Exercício 1: Extraia, sem qualquer alteração, o trecho do excerto sobre as transferências em caixas ATM que vai desde "E quanto às" até "sem aquela onerosidade.".

Documento:
* * * * *
E quanto às transferências das quantias mutuadas da conta da assistente para a conta da arguida ou do marido desta, realizadas através de caixas ATM, sabendo-se que o marido da arguida se encontrava acamado (mesmo admitindo que se levantava com o auxílio dos bombeiros, certamente não seria para que o levassem 2 + 46 vezes junto de caixas ATM para realizar operações bancárias – desconhecendo-se o estado de saúde mental do mesmo, já que tinha sido vítima de dois AVC’s), dizem as regras da experiência que, atento esse estado de saúde e o facto de a arguida ter autorização expressa para movimentar a conta do marido, não teria este necessidade de efetuar essas operações, quando a arguida, sua mulher o podia fazer, sem aquela onerosidade.
* * * * *
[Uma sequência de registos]
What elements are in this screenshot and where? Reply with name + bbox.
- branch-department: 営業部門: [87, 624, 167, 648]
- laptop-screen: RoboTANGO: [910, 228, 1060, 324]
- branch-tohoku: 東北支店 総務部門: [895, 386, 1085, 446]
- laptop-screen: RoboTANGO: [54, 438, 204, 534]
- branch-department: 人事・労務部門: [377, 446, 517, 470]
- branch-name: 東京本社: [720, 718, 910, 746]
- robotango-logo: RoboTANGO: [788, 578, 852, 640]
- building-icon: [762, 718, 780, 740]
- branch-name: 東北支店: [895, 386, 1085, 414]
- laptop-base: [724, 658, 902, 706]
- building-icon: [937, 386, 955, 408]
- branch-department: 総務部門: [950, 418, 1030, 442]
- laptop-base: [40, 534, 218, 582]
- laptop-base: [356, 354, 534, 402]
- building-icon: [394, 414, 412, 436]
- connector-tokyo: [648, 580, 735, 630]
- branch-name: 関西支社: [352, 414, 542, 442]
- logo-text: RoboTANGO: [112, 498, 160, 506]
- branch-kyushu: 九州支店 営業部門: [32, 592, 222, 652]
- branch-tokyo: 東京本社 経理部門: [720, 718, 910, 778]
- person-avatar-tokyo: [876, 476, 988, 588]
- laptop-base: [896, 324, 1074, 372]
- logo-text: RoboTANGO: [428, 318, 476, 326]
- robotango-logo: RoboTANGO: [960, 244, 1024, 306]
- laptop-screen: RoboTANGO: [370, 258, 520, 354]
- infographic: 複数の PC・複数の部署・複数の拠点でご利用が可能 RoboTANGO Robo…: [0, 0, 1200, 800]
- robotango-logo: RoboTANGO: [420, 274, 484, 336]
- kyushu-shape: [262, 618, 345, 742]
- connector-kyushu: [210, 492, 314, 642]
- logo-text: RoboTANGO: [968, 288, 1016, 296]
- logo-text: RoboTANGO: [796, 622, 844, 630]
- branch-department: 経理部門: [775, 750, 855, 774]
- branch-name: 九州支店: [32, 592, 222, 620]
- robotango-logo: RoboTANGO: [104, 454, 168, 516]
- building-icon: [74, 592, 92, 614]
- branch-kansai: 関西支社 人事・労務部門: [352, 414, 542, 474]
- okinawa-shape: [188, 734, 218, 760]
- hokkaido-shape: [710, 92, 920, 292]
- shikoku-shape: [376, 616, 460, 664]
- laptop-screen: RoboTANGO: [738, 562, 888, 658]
* * * * *
Exercício 2: Reproduza sem alterações os registos, desde o início até à linha que contém "- laptop-screen: RoboTANGO: [370, 258, 520, 354]", inclusive.

Resposta correta 1:
E quanto às transferências das quantias mutuadas da conta da assistente para a conta da arguida ou do marido desta, realizadas através de caixas ATM, sabendo-se que o marido da arguida se encontrava acamado (mesmo admitindo que se levantava com o auxílio dos bombeiros, certamente não seria para que o levassem 2 + 46 vezes junto de caixas ATM para realizar operações bancárias – desconhecendo-se o estado de saúde mental do mesmo, já que tinha sido vítima de dois AVC’s), dizem as regras da experiência que, atento esse estado de saúde e o facto de a arguida ter autorização expressa para movimentar a conta do marido, não teria este necessidade de efetuar essas operações, quando a arguida, sua mulher o podia fazer, sem aquela onerosidade.

Resposta correta 2:
What elements are in this screenshot and where? Reply with name + bbox.
- branch-department: 営業部門: [87, 624, 167, 648]
- laptop-screen: RoboTANGO: [910, 228, 1060, 324]
- branch-tohoku: 東北支店 総務部門: [895, 386, 1085, 446]
- laptop-screen: RoboTANGO: [54, 438, 204, 534]
- branch-department: 人事・労務部門: [377, 446, 517, 470]
- branch-name: 東京本社: [720, 718, 910, 746]
- robotango-logo: RoboTANGO: [788, 578, 852, 640]
- building-icon: [762, 718, 780, 740]
- branch-name: 東北支店: [895, 386, 1085, 414]
- laptop-base: [724, 658, 902, 706]
- building-icon: [937, 386, 955, 408]
- branch-department: 総務部門: [950, 418, 1030, 442]
- laptop-base: [40, 534, 218, 582]
- laptop-base: [356, 354, 534, 402]
- building-icon: [394, 414, 412, 436]
- connector-tokyo: [648, 580, 735, 630]
- branch-name: 関西支社: [352, 414, 542, 442]
- logo-text: RoboTANGO: [112, 498, 160, 506]
- branch-kyushu: 九州支店 営業部門: [32, 592, 222, 652]
- branch-tokyo: 東京本社 経理部門: [720, 718, 910, 778]
- person-avatar-tokyo: [876, 476, 988, 588]
- laptop-base: [896, 324, 1074, 372]
- logo-text: RoboTANGO: [428, 318, 476, 326]
- robotango-logo: RoboTANGO: [960, 244, 1024, 306]
- laptop-screen: RoboTANGO: [370, 258, 520, 354]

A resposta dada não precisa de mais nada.